- **Prompt**
Copy the data from the line that contains "What data populates" to its last line, exactly, including both of those lines and leaving out everything before.

..........

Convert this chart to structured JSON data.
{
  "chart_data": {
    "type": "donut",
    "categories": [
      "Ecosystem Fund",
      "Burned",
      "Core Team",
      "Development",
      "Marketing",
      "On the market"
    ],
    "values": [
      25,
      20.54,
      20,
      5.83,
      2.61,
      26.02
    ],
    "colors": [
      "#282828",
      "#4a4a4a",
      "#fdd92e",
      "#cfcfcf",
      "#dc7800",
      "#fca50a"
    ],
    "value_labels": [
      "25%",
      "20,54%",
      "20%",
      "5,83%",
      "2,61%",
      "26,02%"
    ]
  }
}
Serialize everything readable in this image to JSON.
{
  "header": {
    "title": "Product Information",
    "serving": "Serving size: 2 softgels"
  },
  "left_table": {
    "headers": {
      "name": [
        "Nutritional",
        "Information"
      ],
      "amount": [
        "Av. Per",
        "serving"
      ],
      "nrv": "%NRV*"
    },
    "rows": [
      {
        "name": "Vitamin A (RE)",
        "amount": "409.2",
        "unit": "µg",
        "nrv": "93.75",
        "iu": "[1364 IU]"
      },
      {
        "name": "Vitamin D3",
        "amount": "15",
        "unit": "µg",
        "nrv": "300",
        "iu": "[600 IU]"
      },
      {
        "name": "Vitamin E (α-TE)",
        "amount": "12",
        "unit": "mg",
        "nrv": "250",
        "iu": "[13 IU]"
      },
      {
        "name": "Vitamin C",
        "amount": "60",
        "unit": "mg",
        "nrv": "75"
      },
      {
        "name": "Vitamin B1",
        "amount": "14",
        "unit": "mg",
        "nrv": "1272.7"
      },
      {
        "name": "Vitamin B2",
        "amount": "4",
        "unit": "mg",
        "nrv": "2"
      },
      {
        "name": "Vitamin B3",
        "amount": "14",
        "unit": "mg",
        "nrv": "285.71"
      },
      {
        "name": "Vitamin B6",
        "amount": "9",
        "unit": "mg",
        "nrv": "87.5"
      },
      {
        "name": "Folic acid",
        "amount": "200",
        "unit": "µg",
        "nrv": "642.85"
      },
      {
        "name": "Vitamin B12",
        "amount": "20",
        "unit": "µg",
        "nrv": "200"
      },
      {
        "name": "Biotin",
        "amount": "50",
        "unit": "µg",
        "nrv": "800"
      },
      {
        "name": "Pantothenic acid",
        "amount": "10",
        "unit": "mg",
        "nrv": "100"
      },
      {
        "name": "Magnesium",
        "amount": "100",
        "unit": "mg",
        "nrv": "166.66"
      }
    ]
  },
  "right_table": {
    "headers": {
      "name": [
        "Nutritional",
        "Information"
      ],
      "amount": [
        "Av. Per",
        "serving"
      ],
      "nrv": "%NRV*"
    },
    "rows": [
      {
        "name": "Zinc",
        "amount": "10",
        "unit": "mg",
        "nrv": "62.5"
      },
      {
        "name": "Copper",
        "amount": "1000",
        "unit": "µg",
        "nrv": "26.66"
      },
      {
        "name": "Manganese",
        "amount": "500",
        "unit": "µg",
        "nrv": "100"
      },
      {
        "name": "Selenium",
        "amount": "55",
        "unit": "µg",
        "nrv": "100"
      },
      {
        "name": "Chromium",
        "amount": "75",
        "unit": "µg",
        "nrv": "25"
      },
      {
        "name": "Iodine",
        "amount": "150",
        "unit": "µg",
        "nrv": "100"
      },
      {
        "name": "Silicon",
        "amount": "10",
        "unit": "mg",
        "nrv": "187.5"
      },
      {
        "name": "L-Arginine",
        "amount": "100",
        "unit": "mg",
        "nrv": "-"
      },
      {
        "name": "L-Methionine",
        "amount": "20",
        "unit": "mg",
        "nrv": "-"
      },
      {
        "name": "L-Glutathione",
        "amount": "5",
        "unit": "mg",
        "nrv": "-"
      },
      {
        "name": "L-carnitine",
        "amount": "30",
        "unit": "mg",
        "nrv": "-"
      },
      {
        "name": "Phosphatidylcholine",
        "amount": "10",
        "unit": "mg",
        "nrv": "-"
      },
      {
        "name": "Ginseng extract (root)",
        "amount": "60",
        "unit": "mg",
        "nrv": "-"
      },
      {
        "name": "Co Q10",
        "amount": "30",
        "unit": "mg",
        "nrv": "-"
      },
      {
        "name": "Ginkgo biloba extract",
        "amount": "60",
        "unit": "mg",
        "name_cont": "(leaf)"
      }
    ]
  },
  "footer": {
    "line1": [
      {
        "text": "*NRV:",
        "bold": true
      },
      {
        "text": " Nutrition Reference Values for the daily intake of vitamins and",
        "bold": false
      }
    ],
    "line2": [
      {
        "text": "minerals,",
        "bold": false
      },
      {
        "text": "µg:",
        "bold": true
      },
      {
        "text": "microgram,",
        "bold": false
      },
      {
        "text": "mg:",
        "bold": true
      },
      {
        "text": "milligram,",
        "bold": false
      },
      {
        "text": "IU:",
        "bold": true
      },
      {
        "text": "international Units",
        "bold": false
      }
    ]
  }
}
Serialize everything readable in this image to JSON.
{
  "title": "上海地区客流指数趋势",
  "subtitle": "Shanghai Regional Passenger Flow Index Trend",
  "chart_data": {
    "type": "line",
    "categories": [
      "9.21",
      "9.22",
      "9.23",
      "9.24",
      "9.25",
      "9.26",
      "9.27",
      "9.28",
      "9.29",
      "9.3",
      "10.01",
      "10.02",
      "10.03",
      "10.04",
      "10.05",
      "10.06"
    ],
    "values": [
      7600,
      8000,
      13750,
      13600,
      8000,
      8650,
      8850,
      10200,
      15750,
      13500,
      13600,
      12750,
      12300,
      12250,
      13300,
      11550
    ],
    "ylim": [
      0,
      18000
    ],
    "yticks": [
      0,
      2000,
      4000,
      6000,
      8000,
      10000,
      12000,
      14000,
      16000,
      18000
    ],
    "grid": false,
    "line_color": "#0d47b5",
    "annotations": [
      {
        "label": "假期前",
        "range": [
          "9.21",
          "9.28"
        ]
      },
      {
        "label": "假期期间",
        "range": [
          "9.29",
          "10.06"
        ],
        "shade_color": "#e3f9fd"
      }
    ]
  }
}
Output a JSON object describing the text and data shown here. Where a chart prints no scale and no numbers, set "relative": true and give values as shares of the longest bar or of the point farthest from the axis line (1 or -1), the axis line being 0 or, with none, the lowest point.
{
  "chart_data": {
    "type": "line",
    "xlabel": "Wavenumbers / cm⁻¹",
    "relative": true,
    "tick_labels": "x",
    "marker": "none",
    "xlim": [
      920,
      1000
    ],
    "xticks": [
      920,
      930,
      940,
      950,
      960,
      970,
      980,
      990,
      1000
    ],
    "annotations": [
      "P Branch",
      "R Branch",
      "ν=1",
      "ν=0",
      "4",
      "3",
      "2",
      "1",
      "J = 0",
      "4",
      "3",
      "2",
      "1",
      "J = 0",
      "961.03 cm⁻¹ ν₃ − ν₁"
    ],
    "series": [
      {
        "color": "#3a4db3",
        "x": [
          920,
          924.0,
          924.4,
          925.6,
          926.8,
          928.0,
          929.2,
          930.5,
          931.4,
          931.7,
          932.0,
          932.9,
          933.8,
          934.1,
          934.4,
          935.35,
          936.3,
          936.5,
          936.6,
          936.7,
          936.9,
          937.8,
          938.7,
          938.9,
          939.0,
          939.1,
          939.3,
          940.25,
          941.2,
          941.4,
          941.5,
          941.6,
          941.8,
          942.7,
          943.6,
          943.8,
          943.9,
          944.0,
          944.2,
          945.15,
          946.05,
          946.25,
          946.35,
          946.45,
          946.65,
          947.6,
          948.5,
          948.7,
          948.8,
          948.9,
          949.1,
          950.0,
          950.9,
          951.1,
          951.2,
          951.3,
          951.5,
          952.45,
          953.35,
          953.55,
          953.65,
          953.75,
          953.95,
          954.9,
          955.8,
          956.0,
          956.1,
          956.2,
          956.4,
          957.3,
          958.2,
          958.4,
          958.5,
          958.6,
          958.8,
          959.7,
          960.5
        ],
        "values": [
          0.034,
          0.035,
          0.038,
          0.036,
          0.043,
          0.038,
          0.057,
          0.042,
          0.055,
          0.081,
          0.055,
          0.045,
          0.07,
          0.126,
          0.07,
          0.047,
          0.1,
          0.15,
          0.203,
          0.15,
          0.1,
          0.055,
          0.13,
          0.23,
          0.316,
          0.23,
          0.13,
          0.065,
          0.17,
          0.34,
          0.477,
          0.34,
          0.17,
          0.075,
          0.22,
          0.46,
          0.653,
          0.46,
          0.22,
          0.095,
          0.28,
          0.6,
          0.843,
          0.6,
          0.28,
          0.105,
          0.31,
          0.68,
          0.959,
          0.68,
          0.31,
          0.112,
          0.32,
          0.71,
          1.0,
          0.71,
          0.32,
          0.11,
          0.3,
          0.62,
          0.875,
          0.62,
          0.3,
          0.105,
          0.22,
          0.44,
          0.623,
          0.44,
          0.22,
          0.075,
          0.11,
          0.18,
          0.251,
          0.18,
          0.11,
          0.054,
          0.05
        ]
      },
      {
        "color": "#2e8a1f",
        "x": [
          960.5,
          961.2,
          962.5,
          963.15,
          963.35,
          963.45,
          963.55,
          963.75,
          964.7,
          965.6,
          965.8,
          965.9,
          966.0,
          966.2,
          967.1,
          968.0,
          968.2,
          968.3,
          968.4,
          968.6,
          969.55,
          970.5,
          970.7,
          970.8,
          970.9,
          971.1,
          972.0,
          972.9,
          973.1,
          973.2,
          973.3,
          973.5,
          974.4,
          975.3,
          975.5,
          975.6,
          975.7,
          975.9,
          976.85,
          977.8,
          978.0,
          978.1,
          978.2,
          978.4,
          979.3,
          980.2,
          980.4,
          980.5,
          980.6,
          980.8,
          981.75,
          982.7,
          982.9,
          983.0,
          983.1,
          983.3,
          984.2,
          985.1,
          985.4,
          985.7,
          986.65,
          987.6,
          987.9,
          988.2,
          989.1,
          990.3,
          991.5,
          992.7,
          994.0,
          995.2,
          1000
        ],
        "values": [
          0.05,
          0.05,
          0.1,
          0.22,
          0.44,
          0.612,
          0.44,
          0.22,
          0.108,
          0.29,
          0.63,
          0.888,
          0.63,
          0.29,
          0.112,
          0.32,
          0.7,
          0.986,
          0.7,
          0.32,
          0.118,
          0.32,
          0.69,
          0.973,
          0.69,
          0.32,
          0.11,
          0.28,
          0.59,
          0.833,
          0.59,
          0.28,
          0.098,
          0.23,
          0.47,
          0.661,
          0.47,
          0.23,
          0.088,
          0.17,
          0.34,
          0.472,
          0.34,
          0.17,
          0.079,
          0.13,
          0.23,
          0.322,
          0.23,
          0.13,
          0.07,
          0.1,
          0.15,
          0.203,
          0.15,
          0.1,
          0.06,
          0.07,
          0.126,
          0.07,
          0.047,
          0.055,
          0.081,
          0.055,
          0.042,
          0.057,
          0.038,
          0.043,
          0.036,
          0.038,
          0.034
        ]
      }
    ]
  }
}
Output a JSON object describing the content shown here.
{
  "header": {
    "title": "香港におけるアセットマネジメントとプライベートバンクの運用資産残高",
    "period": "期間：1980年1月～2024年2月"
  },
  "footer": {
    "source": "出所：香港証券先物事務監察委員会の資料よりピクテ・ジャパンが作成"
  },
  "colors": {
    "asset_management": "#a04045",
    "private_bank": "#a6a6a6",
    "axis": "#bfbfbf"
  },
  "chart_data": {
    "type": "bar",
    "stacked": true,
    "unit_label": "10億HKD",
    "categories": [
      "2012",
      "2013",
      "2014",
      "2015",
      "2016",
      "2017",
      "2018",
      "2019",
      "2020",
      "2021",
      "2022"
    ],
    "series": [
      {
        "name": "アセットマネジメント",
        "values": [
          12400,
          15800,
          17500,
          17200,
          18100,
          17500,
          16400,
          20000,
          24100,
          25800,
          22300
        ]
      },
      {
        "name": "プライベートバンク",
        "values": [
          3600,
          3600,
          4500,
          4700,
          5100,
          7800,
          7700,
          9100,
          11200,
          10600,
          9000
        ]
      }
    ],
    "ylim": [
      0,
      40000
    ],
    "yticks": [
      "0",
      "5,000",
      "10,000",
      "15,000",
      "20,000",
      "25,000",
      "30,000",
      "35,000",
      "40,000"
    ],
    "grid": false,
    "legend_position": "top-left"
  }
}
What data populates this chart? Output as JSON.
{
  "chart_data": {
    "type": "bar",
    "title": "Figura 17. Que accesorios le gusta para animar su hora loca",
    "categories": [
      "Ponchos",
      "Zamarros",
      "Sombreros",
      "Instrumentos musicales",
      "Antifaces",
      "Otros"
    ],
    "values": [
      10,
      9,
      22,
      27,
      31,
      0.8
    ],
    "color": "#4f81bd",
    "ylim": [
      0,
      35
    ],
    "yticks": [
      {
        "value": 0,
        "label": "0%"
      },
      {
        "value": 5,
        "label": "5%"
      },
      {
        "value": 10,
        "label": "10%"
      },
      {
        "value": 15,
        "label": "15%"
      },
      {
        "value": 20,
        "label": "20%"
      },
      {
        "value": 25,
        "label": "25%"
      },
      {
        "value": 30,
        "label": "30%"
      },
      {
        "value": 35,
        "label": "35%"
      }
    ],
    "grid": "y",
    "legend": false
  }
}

..........

- **Output**
What data populates this chart? Output as JSON.
{
  "chart_data": {
    "type": "bar",
    "title": "Figura 17. Que accesorios le gusta para animar su hora loca",
    "categories": [
      "Ponchos",
      "Zamarros",
      "Sombreros",
      "Instrumentos musicales",
      "Antifaces",
      "Otros"
    ],
    "values": [
      10,
      9,
      22,
      27,
      31,
      0.8
    ],
    "color": "#4f81bd",
    "ylim": [
      0,
      35
    ],
    "yticks": [
      {
        "value": 0,
        "label": "0%"
      },
      {
        "value": 5,
        "label": "5%"
      },
      {
        "value": 10,
        "label": "10%"
      },
      {
        "value": 15,
        "label": "15%"
      },
      {
        "value": 20,
        "label": "20%"
      },
      {
        "value": 25,
        "label": "25%"
      },
      {
        "value": 30,
        "label": "30%"
      },
      {
        "value": 35,
        "label": "35%"
      }
    ],
    "grid": "y",
    "legend": false
  }
}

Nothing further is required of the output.